▸ WHAT IS EXPECTED:
Copy the entries word for word, from the very first line through the line that contains "avatar-photo xyxy=(410,328,427,344)", including that line.

Extracted data entries

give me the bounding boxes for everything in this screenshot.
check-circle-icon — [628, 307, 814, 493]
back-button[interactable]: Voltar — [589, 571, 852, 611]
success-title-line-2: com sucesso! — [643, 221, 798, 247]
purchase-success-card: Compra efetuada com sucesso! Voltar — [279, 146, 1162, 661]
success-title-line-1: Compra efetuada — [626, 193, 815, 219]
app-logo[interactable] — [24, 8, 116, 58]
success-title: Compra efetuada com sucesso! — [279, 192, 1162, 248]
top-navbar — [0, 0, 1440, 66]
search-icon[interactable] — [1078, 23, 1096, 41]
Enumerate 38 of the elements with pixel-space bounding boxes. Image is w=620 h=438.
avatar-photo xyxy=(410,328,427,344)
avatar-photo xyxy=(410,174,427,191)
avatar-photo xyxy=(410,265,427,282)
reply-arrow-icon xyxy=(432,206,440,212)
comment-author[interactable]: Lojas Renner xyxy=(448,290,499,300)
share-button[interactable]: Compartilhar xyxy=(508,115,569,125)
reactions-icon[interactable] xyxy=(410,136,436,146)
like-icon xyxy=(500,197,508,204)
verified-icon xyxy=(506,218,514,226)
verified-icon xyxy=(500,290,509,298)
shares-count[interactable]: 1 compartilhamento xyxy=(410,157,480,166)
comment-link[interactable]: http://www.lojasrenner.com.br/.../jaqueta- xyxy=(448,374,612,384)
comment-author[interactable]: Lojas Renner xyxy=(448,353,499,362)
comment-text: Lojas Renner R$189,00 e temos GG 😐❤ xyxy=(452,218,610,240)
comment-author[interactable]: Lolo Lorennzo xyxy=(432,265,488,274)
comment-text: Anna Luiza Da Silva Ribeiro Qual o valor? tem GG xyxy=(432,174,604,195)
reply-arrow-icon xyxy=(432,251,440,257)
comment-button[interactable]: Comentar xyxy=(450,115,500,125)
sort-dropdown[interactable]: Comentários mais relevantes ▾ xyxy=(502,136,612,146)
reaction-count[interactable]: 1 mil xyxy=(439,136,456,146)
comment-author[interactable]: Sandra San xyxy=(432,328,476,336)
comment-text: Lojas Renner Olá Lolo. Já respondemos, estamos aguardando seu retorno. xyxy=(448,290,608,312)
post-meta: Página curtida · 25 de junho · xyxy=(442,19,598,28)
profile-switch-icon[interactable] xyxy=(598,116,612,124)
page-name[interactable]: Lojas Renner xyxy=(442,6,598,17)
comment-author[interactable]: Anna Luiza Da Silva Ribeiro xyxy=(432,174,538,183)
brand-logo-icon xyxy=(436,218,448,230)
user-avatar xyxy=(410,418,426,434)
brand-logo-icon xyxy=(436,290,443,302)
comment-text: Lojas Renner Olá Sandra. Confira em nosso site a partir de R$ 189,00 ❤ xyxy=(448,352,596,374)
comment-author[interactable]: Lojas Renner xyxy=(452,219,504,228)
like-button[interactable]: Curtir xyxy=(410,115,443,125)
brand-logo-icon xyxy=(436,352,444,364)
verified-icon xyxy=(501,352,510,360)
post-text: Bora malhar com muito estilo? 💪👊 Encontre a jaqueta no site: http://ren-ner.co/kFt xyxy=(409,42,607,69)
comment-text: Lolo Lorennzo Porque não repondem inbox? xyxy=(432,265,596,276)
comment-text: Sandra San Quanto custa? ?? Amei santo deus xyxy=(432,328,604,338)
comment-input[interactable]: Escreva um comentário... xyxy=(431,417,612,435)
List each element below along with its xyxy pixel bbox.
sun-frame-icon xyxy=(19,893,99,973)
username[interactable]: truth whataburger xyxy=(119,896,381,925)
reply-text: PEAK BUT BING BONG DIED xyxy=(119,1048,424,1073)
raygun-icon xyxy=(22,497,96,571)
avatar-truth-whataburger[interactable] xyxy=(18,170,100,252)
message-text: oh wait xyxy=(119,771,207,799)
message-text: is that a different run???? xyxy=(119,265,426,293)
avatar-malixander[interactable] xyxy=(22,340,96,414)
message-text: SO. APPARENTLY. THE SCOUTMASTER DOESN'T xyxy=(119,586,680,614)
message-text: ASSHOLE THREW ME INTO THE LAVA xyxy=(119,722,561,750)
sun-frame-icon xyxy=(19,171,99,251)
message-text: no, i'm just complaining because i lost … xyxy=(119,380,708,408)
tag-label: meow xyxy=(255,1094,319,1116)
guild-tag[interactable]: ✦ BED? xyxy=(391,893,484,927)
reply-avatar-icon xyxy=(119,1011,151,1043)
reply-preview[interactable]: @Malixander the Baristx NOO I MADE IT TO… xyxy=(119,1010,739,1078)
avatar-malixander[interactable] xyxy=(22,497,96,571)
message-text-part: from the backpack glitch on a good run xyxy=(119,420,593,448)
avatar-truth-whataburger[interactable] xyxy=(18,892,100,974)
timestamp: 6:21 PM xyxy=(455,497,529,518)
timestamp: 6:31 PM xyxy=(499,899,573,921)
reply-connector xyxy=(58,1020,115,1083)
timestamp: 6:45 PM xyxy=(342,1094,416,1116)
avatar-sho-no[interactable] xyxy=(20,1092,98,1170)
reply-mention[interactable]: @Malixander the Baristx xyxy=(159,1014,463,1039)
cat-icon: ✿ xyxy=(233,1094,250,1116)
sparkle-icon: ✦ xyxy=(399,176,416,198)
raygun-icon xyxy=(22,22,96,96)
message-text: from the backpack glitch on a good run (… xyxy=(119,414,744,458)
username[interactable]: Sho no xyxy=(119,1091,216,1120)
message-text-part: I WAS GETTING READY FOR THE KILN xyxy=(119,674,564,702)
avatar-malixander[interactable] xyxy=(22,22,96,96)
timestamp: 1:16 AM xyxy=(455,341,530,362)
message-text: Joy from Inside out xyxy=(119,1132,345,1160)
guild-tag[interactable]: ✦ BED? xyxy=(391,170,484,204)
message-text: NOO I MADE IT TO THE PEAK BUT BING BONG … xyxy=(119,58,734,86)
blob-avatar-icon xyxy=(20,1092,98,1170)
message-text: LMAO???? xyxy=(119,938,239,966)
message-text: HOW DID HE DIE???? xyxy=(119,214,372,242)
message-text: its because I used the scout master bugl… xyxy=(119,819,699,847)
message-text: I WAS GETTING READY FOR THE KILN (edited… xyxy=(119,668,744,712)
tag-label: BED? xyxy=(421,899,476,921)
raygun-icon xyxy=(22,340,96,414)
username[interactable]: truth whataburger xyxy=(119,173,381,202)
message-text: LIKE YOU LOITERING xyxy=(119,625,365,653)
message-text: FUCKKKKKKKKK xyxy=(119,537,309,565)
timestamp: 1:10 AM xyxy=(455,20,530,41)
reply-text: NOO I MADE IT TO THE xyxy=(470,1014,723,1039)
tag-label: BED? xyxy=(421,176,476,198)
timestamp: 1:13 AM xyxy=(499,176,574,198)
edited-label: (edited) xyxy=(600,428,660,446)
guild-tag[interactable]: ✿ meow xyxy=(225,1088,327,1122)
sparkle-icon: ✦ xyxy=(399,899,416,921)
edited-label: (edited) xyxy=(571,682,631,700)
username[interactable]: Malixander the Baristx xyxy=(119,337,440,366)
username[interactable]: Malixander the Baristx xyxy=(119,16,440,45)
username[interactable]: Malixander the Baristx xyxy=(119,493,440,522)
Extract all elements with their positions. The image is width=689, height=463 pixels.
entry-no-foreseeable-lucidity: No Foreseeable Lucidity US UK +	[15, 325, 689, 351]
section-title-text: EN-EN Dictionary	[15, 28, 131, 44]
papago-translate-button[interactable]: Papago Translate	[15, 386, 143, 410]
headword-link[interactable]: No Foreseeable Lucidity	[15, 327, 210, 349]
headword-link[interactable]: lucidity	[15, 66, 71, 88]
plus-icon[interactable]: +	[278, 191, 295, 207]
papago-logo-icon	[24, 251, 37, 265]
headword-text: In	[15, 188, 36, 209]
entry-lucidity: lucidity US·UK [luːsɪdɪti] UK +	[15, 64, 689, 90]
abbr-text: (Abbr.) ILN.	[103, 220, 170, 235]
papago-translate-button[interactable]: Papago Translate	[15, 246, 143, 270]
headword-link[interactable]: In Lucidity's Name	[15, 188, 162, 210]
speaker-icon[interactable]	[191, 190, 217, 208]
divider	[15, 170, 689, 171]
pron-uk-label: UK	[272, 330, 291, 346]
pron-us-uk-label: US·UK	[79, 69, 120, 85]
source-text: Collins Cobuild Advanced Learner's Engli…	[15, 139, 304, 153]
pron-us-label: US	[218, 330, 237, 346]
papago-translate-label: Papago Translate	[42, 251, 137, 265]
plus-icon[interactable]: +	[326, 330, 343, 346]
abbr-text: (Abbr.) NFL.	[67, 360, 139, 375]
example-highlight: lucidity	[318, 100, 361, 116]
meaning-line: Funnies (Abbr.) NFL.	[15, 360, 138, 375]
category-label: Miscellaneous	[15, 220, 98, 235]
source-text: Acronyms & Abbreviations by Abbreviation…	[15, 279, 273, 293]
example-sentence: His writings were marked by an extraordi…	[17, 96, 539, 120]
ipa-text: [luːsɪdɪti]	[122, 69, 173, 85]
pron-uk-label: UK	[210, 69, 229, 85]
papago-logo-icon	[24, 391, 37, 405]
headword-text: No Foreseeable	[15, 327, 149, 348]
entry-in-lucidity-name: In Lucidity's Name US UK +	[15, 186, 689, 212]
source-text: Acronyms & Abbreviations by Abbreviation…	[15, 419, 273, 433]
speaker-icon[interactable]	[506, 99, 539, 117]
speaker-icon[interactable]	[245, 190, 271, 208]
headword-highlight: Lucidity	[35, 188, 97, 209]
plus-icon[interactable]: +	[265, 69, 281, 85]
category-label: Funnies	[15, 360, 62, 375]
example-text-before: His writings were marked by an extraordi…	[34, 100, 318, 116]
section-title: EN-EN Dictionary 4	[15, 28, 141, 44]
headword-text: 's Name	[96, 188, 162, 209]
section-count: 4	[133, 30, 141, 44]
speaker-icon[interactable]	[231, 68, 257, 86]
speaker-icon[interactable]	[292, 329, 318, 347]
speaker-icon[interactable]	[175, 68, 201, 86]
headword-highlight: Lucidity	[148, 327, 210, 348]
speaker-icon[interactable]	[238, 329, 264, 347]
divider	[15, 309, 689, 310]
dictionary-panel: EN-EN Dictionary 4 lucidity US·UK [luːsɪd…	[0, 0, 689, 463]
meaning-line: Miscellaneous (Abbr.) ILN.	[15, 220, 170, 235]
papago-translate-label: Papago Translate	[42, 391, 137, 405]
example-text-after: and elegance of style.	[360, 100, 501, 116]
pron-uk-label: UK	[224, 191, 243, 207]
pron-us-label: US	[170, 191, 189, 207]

▸ PROBLEM SOLUTION:
give me the bounding boxes for everything in this screenshot.
check-circle-icon — [628, 307, 814, 493]
back-button[interactable]: Voltar — [589, 571, 852, 611]
success-title-line-2: com sucesso! — [643, 221, 798, 247]
purchase-success-card: Compra efetuada com sucesso! Voltar — [279, 146, 1162, 661]
success-title-line-1: Compra efetuada — [626, 193, 815, 219]
app-logo[interactable] — [24, 8, 116, 58]
success-title: Compra efetuada com sucesso! — [279, 192, 1162, 248]
top-navbar — [0, 0, 1440, 66]
search-icon[interactable] — [1078, 23, 1096, 41]
Enumerate 38 of the elements with pixel-space bounding boxes. Image is w=620 h=438.
avatar-photo xyxy=(410,328,427,344)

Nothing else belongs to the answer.